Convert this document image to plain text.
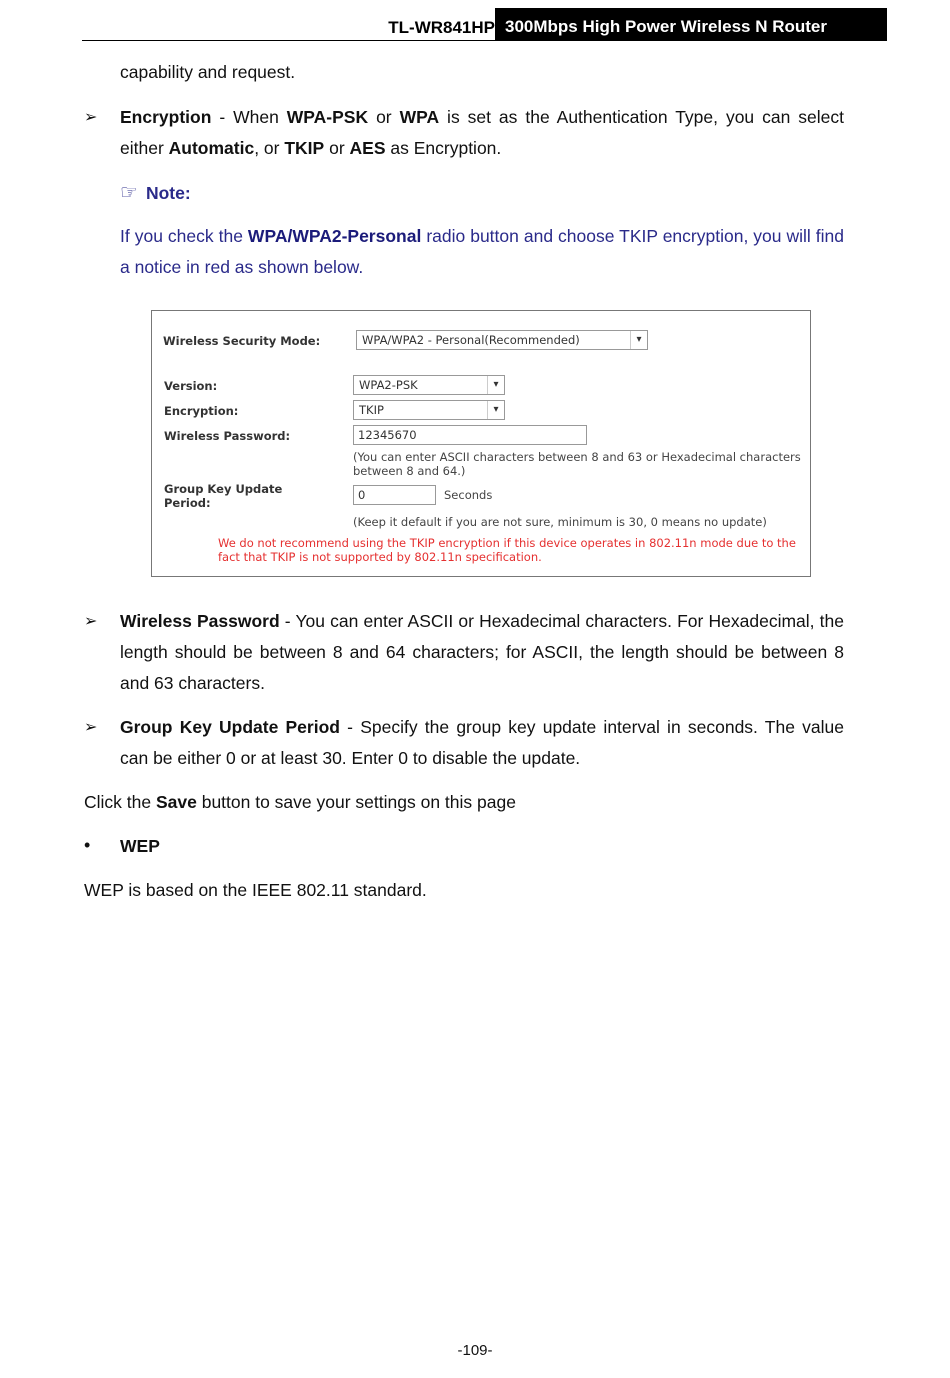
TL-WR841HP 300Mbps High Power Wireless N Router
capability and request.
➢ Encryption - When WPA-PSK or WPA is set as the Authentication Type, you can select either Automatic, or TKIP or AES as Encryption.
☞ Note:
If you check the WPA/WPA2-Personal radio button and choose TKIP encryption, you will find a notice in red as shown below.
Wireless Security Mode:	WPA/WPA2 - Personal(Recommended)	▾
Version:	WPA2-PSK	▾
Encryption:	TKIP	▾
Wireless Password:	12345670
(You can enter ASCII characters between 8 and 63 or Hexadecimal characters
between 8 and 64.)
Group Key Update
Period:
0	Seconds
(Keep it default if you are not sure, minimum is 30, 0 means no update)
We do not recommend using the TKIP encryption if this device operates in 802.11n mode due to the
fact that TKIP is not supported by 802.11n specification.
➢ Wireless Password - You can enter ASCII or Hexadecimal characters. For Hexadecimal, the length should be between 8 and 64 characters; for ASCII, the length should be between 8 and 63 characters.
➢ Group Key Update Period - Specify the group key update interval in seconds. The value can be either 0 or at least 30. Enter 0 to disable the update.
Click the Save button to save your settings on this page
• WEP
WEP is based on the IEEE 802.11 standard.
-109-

━━━━━━━━

→ Written problem
Without the images, write out each line of the data verbatim.

→ Output for this task
Convert this document image to plain text.
TL-WR841HP 300Mbps High Power Wireless N Router
capability and request.
➢ Encryption - When WPA-PSK or WPA is set as the Authentication Type, you can select either Automatic, or TKIP or AES as Encryption.
☞ Note:
If you check the WPA/WPA2-Personal radio button and choose TKIP encryption, you will find a notice in red as shown below.
Wireless Security Mode:	WPA/WPA2 - Personal(Recommended)	▾
Version:	WPA2-PSK	▾
Encryption:	TKIP	▾
Wireless Password:	12345670
(You can enter ASCII characters between 8 and 63 or Hexadecimal characters
between 8 and 64.)
Group Key Update
Period:
0	Seconds
(Keep it default if you are not sure, minimum is 30, 0 means no update)
We do not recommend using the TKIP encryption if this device operates in 802.11n mode due to the
fact that TKIP is not supported by 802.11n specification.
➢ Wireless Password - You can enter ASCII or Hexadecimal characters. For Hexadecimal, the length should be between 8 and 64 characters; for ASCII, the length should be between 8 and 63 characters.
➢ Group Key Update Period - Specify the group key update interval in seconds. The value can be either 0 or at least 30. Enter 0 to disable the update.
Click the Save button to save your settings on this page
• WEP
WEP is based on the IEEE 802.11 standard.
-109-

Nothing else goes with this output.